§ MATERIAL PROVIDED
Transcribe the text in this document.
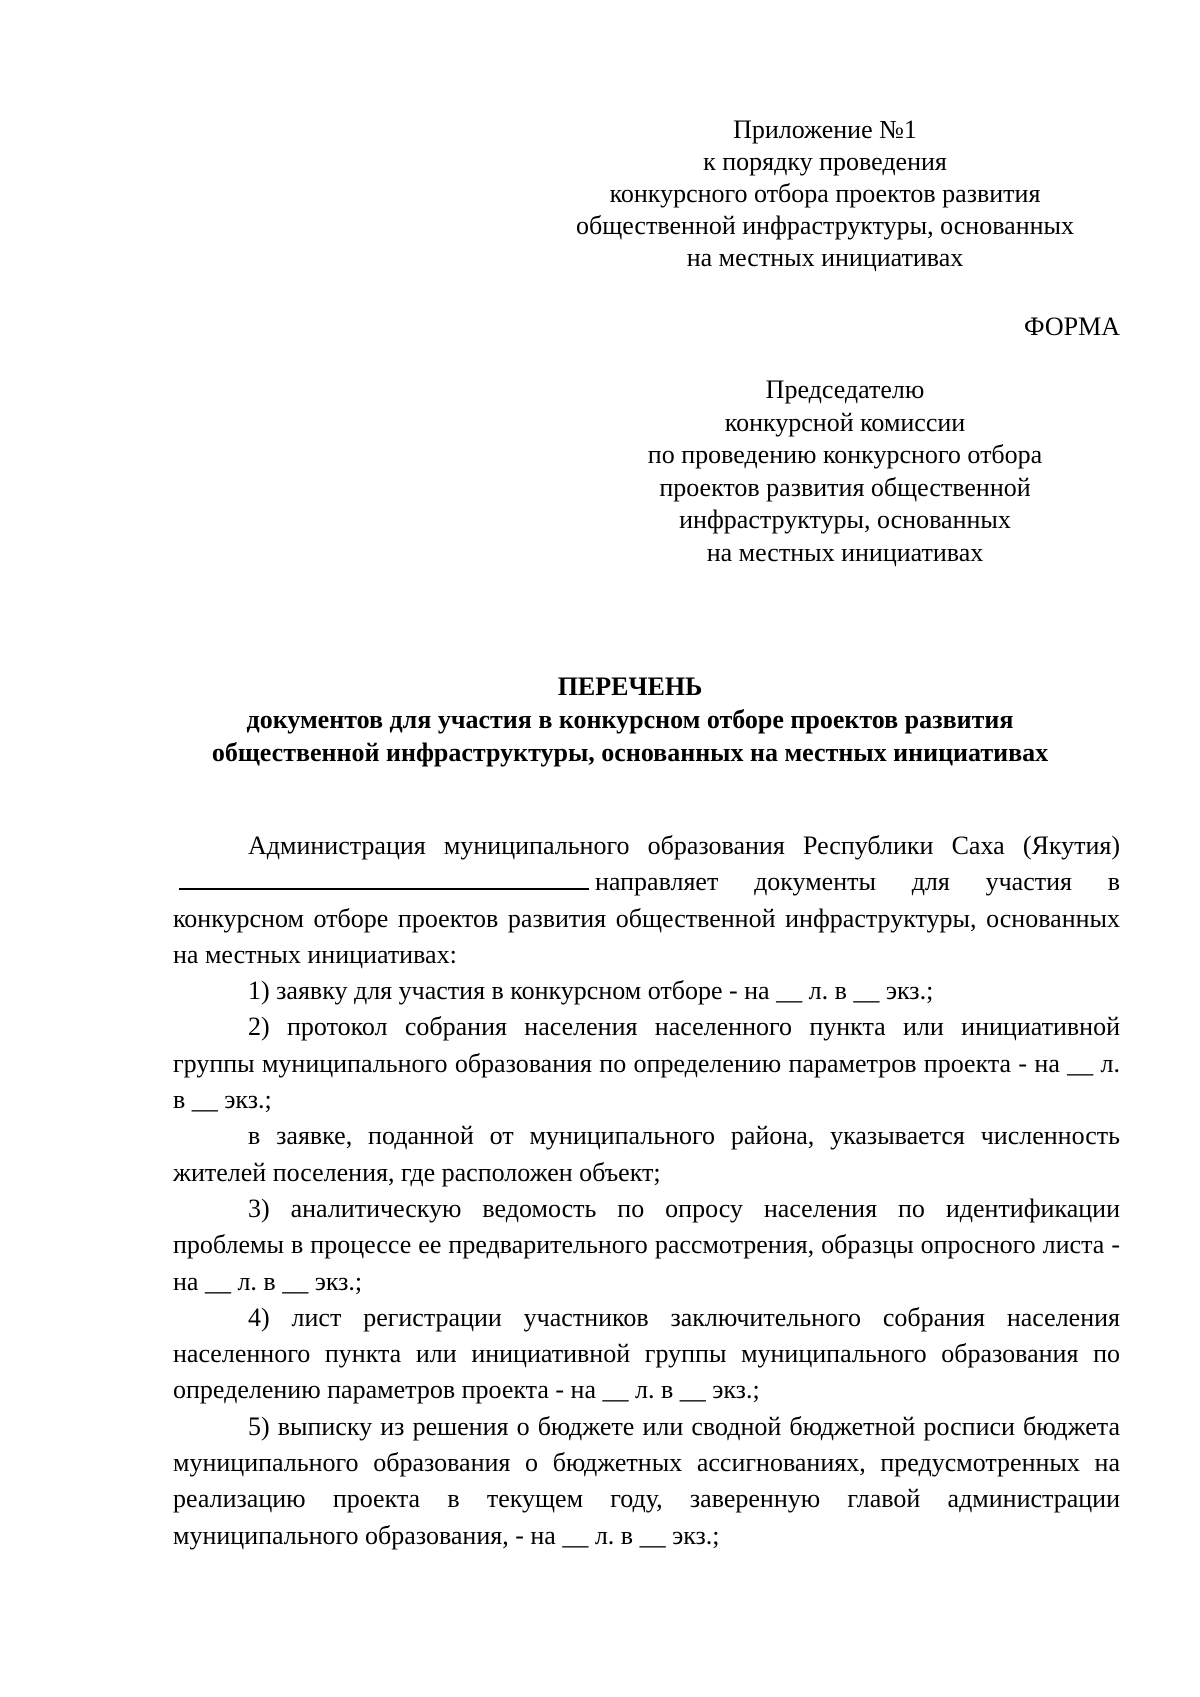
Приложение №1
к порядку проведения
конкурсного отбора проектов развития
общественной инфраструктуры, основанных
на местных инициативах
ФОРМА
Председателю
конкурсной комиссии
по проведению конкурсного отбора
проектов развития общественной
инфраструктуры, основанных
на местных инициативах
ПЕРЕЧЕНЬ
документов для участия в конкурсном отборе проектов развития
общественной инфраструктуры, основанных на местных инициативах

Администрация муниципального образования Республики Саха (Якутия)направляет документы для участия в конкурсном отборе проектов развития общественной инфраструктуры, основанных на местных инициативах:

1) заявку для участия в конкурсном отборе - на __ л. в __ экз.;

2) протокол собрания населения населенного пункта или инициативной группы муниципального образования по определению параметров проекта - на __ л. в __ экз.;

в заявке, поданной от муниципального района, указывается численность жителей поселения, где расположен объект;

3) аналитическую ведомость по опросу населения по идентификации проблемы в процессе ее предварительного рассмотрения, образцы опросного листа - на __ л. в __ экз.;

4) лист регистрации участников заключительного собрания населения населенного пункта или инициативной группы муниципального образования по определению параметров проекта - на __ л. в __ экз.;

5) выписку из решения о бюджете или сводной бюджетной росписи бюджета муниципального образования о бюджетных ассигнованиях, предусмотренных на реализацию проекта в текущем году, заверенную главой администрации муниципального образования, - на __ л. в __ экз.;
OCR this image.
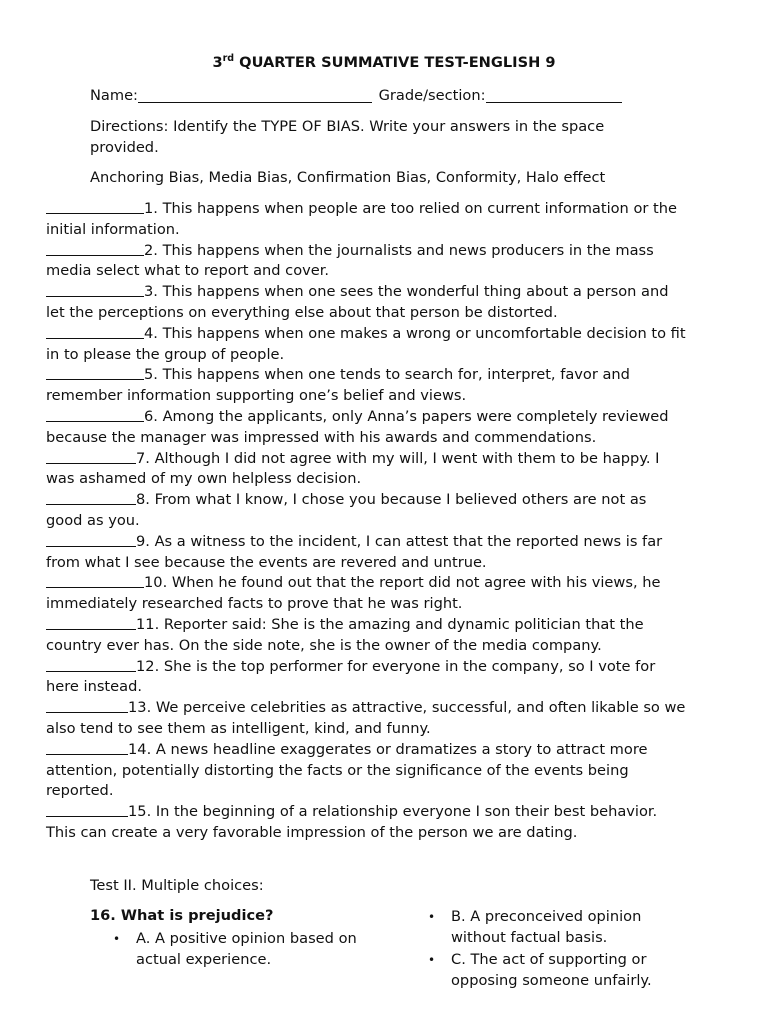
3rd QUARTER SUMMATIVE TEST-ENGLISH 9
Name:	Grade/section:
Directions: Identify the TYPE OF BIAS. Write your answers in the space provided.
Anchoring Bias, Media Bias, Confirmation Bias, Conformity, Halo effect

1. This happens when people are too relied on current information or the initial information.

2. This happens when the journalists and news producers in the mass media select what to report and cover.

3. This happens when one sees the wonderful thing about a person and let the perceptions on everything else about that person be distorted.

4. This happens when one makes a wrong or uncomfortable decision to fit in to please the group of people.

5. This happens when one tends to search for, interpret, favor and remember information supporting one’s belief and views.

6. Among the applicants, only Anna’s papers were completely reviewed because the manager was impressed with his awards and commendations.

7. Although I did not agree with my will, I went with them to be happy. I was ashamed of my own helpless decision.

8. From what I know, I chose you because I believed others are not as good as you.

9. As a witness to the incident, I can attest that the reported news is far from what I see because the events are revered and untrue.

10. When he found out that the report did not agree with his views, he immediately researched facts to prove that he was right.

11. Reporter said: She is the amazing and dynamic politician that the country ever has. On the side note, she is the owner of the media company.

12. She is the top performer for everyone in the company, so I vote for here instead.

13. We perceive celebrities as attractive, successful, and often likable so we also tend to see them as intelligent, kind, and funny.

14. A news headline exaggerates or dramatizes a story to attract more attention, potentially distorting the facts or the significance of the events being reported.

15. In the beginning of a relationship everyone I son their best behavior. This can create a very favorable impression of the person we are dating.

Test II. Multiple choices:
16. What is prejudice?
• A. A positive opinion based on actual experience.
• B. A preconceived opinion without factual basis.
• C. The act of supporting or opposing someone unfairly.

§ AIM
Pull out every line in the material above where "reported" occurs.

§ RESULT FOR THIS EXERCISE
9. As a witness to the incident, I can attest that the reported news is far from what I see because the events are revered and untrue.
14. A news headline exaggerates or dramatizes a story to attract more attention, potentially distorting the facts or the significance of the events being reported.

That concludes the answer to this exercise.